**What you need to do**
Repeat the items below, switching each "series-line" to "trend-line" and leaving everything else unchanged.

(Bounding box annotations)
-- Begin --
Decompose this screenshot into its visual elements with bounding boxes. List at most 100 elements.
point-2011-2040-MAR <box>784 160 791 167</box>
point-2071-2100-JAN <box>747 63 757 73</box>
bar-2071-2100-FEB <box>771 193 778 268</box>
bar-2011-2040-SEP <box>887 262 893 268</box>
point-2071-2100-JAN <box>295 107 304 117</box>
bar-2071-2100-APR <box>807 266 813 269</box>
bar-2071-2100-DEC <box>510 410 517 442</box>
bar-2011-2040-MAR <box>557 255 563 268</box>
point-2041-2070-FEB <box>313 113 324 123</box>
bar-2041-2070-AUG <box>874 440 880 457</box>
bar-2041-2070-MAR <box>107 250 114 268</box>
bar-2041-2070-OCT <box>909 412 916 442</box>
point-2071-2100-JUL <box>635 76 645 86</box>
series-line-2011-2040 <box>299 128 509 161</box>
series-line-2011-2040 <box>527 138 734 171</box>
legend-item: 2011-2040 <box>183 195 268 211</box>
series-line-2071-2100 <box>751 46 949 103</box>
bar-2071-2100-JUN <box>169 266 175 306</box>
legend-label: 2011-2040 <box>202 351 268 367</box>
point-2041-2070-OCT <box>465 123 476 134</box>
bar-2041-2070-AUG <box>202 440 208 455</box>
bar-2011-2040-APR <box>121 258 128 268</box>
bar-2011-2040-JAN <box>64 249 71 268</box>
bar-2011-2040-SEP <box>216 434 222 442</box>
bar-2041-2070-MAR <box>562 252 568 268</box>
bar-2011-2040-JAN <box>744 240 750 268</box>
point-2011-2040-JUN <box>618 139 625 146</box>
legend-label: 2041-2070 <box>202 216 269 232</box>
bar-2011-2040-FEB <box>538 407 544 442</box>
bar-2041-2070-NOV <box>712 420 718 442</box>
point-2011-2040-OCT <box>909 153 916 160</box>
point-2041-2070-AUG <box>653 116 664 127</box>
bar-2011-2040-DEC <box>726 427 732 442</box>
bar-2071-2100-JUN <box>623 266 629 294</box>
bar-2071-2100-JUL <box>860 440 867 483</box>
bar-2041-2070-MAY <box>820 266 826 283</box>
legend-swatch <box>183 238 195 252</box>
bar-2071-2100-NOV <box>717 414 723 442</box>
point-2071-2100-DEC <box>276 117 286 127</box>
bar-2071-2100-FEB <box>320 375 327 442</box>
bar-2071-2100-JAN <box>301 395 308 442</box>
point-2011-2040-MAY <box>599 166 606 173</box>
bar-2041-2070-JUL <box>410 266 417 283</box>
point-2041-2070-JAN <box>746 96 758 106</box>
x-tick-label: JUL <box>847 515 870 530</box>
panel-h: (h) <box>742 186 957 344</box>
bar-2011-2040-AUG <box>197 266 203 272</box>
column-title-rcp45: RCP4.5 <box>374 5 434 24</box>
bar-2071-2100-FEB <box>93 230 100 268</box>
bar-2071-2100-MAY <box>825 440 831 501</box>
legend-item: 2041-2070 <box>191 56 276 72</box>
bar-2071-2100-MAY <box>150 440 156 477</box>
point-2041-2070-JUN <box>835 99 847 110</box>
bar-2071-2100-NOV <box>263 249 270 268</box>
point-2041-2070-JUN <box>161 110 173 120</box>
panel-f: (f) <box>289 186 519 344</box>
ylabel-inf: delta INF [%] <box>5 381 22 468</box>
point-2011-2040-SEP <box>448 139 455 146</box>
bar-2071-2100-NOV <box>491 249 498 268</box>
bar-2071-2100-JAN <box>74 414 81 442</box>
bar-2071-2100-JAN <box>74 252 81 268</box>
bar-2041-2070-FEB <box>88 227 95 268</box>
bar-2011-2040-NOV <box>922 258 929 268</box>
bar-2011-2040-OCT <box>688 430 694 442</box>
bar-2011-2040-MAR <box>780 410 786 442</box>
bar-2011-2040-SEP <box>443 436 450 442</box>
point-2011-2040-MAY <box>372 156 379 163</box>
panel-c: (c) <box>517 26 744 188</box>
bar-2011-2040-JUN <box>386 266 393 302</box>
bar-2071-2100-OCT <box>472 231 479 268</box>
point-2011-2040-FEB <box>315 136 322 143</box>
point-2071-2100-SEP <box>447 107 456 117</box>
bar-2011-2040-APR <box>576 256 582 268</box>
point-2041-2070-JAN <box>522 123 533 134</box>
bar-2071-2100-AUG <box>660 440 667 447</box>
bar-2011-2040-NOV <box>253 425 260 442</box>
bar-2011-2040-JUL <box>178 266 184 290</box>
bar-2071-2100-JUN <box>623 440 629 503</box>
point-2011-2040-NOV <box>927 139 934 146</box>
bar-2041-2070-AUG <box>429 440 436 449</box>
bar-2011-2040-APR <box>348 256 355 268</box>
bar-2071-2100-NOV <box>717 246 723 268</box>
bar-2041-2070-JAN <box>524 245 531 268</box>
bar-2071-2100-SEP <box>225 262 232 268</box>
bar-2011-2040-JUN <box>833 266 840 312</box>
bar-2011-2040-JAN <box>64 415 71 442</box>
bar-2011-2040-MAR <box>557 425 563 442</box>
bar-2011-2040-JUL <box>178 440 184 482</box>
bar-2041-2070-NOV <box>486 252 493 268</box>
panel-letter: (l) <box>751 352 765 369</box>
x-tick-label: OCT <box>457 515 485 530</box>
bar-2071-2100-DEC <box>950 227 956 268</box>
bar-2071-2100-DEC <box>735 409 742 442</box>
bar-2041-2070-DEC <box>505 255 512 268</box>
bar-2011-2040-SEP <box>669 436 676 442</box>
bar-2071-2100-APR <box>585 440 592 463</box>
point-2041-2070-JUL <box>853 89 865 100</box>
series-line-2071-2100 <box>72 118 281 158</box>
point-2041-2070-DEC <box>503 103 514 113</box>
-- End --
**Answer to the task**
Decompose this screenshot into its visual elements with bounding boxes. List at most 100 elements.
point-2011-2040-MAR <box>784 160 791 167</box>
point-2071-2100-JAN <box>747 63 757 73</box>
bar-2071-2100-FEB <box>771 193 778 268</box>
bar-2011-2040-SEP <box>887 262 893 268</box>
point-2071-2100-JAN <box>295 107 304 117</box>
bar-2071-2100-APR <box>807 266 813 269</box>
bar-2071-2100-DEC <box>510 410 517 442</box>
bar-2011-2040-MAR <box>557 255 563 268</box>
point-2041-2070-FEB <box>313 113 324 123</box>
bar-2041-2070-AUG <box>874 440 880 457</box>
bar-2041-2070-MAR <box>107 250 114 268</box>
bar-2041-2070-OCT <box>909 412 916 442</box>
point-2071-2100-JUL <box>635 76 645 86</box>
trend-line-2011-2040 <box>299 128 509 161</box>
trend-line-2011-2040 <box>527 138 734 171</box>
legend-item: 2011-2040 <box>183 195 268 211</box>
trend-line-2071-2100 <box>751 46 949 103</box>
bar-2071-2100-JUN <box>169 266 175 306</box>
legend-label: 2011-2040 <box>202 351 268 367</box>
point-2041-2070-OCT <box>465 123 476 134</box>
bar-2041-2070-AUG <box>202 440 208 455</box>
bar-2011-2040-APR <box>121 258 128 268</box>
bar-2011-2040-JAN <box>64 249 71 268</box>
bar-2011-2040-SEP <box>216 434 222 442</box>
bar-2041-2070-MAR <box>562 252 568 268</box>
bar-2011-2040-JAN <box>744 240 750 268</box>
point-2011-2040-JUN <box>618 139 625 146</box>
legend-label: 2041-2070 <box>202 216 269 232</box>
bar-2011-2040-FEB <box>538 407 544 442</box>
bar-2041-2070-NOV <box>712 420 718 442</box>
point-2011-2040-OCT <box>909 153 916 160</box>
point-2041-2070-AUG <box>653 116 664 127</box>
bar-2011-2040-DEC <box>726 427 732 442</box>
bar-2071-2100-JUN <box>623 266 629 294</box>
bar-2071-2100-JUL <box>860 440 867 483</box>
bar-2041-2070-MAY <box>820 266 826 283</box>
legend-swatch <box>183 238 195 252</box>
bar-2071-2100-NOV <box>717 414 723 442</box>
point-2071-2100-DEC <box>276 117 286 127</box>
bar-2071-2100-FEB <box>320 375 327 442</box>
bar-2071-2100-JAN <box>301 395 308 442</box>
point-2011-2040-MAY <box>599 166 606 173</box>
bar-2041-2070-JUL <box>410 266 417 283</box>
point-2041-2070-JAN <box>746 96 758 106</box>
x-tick-label: JUL <box>847 515 870 530</box>
panel-h: (h) <box>742 186 957 344</box>
bar-2011-2040-AUG <box>197 266 203 272</box>
column-title-rcp45: RCP4.5 <box>374 5 434 24</box>
bar-2071-2100-FEB <box>93 230 100 268</box>
bar-2071-2100-MAY <box>825 440 831 501</box>
legend-item: 2041-2070 <box>191 56 276 72</box>
bar-2071-2100-MAY <box>150 440 156 477</box>
point-2041-2070-JUN <box>835 99 847 110</box>
bar-2071-2100-NOV <box>263 249 270 268</box>
point-2041-2070-JUN <box>161 110 173 120</box>
panel-f: (f) <box>289 186 519 344</box>
ylabel-inf: delta INF [%] <box>5 381 22 468</box>
point-2011-2040-SEP <box>448 139 455 146</box>
bar-2071-2100-NOV <box>491 249 498 268</box>
bar-2071-2100-JAN <box>74 414 81 442</box>
bar-2071-2100-JAN <box>74 252 81 268</box>
bar-2041-2070-FEB <box>88 227 95 268</box>
bar-2011-2040-NOV <box>922 258 929 268</box>
bar-2011-2040-OCT <box>688 430 694 442</box>
bar-2011-2040-MAR <box>780 410 786 442</box>
bar-2011-2040-SEP <box>443 436 450 442</box>
point-2011-2040-MAY <box>372 156 379 163</box>
panel-c: (c) <box>517 26 744 188</box>
bar-2011-2040-JUN <box>386 266 393 302</box>
bar-2071-2100-OCT <box>472 231 479 268</box>
point-2011-2040-FEB <box>315 136 322 143</box>
point-2071-2100-SEP <box>447 107 456 117</box>
bar-2011-2040-APR <box>576 256 582 268</box>
point-2041-2070-JAN <box>522 123 533 134</box>
bar-2071-2100-AUG <box>660 440 667 447</box>
bar-2011-2040-NOV <box>253 425 260 442</box>
bar-2011-2040-JUL <box>178 266 184 290</box>
bar-2071-2100-JUN <box>623 440 629 503</box>
point-2011-2040-NOV <box>927 139 934 146</box>
bar-2041-2070-AUG <box>429 440 436 449</box>
bar-2011-2040-APR <box>348 256 355 268</box>
bar-2071-2100-NOV <box>717 246 723 268</box>
bar-2041-2070-JAN <box>524 245 531 268</box>
bar-2071-2100-SEP <box>225 262 232 268</box>
bar-2011-2040-JUN <box>833 266 840 312</box>
bar-2011-2040-JAN <box>64 415 71 442</box>
bar-2011-2040-MAR <box>557 425 563 442</box>
bar-2011-2040-JUL <box>178 440 184 482</box>
bar-2041-2070-NOV <box>486 252 493 268</box>
panel-letter: (l) <box>751 352 765 369</box>
x-tick-label: OCT <box>457 515 485 530</box>
bar-2071-2100-DEC <box>950 227 956 268</box>
bar-2071-2100-DEC <box>735 409 742 442</box>
bar-2041-2070-DEC <box>505 255 512 268</box>
bar-2011-2040-SEP <box>669 436 676 442</box>
bar-2071-2100-APR <box>585 440 592 463</box>
point-2041-2070-JUL <box>853 89 865 100</box>
trend-line-2071-2100 <box>72 118 281 158</box>
point-2041-2070-DEC <box>503 103 514 113</box>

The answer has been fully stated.